#### Written request
Produce an exact copy of all the records.

#### Supplied information
----

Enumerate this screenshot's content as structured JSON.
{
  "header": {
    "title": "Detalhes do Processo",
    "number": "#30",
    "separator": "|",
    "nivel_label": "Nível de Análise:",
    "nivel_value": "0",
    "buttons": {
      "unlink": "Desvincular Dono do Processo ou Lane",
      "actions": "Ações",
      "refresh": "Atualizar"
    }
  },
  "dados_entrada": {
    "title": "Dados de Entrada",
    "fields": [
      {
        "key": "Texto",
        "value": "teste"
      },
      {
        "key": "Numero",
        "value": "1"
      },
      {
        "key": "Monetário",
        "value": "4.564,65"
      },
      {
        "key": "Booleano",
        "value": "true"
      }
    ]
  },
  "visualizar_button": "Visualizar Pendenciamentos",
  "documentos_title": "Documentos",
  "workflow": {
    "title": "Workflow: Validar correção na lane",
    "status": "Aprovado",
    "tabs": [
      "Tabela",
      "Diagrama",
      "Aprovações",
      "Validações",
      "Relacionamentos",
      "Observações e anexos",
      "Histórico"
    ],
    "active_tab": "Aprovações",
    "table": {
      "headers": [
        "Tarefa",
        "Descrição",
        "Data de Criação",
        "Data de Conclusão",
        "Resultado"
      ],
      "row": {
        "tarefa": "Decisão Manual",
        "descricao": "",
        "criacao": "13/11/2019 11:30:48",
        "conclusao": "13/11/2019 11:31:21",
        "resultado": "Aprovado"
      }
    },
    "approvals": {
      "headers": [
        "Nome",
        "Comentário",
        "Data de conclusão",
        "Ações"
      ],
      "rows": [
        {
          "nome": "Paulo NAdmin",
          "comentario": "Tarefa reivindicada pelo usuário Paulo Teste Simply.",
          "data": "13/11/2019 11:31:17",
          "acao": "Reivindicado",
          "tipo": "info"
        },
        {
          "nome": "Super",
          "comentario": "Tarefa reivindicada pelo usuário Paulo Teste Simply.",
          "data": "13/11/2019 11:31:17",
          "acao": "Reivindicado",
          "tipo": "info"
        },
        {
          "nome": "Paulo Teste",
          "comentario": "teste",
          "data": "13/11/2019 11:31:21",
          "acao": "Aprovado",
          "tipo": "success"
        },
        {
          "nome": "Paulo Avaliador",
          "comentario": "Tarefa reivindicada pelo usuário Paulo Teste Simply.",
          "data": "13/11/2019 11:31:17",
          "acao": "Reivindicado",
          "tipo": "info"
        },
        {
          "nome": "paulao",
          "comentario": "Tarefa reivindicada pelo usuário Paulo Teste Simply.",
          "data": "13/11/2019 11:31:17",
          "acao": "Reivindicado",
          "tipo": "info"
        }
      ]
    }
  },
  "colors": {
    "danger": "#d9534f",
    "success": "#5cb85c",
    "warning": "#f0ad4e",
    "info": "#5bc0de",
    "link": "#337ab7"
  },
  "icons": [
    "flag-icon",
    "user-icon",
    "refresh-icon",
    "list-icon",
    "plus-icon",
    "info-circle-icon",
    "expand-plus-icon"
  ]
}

----

#### Output below
Enumerate this screenshot's content as structured JSON.
{
  "header": {
    "title": "Detalhes do Processo",
    "number": "#30",
    "separator": "|",
    "nivel_label": "Nível de Análise:",
    "nivel_value": "0",
    "buttons": {
      "unlink": "Desvincular Dono do Processo ou Lane",
      "actions": "Ações",
      "refresh": "Atualizar"
    }
  },
  "dados_entrada": {
    "title": "Dados de Entrada",
    "fields": [
      {
        "key": "Texto",
        "value": "teste"
      },
      {
        "key": "Numero",
        "value": "1"
      },
      {
        "key": "Monetário",
        "value": "4.564,65"
      },
      {
        "key": "Booleano",
        "value": "true"
      }
    ]
  },
  "visualizar_button": "Visualizar Pendenciamentos",
  "documentos_title": "Documentos",
  "workflow": {
    "title": "Workflow: Validar correção na lane",
    "status": "Aprovado",
    "tabs": [
      "Tabela",
      "Diagrama",
      "Aprovações",
      "Validações",
      "Relacionamentos",
      "Observações e anexos",
      "Histórico"
    ],
    "active_tab": "Aprovações",
    "table": {
      "headers": [
        "Tarefa",
        "Descrição",
        "Data de Criação",
        "Data de Conclusão",
        "Resultado"
      ],
      "row": {
        "tarefa": "Decisão Manual",
        "descricao": "",
        "criacao": "13/11/2019 11:30:48",
        "conclusao": "13/11/2019 11:31:21",
        "resultado": "Aprovado"
      }
    },
    "approvals": {
      "headers": [
        "Nome",
        "Comentário",
        "Data de conclusão",
        "Ações"
      ],
      "rows": [
        {
          "nome": "Paulo NAdmin",
          "comentario": "Tarefa reivindicada pelo usuário Paulo Teste Simply.",
          "data": "13/11/2019 11:31:17",
          "acao": "Reivindicado",
          "tipo": "info"
        },
        {
          "nome": "Super",
          "comentario": "Tarefa reivindicada pelo usuário Paulo Teste Simply.",
          "data": "13/11/2019 11:31:17",
          "acao": "Reivindicado",
          "tipo": "info"
        },
        {
          "nome": "Paulo Teste",
          "comentario": "teste",
          "data": "13/11/2019 11:31:21",
          "acao": "Aprovado",
          "tipo": "success"
        },
        {
          "nome": "Paulo Avaliador",
          "comentario": "Tarefa reivindicada pelo usuário Paulo Teste Simply.",
          "data": "13/11/2019 11:31:17",
          "acao": "Reivindicado",
          "tipo": "info"
        },
        {
          "nome": "paulao",
          "comentario": "Tarefa reivindicada pelo usuário Paulo Teste Simply.",
          "data": "13/11/2019 11:31:17",
          "acao": "Reivindicado",
          "tipo": "info"
        }
      ]
    }
  },
  "colors": {
    "danger": "#d9534f",
    "success": "#5cb85c",
    "warning": "#f0ad4e",
    "info": "#5bc0de",
    "link": "#337ab7"
  },
  "icons": [
    "flag-icon",
    "user-icon",
    "refresh-icon",
    "list-icon",
    "plus-icon",
    "info-circle-icon",
    "expand-plus-icon"
  ]
}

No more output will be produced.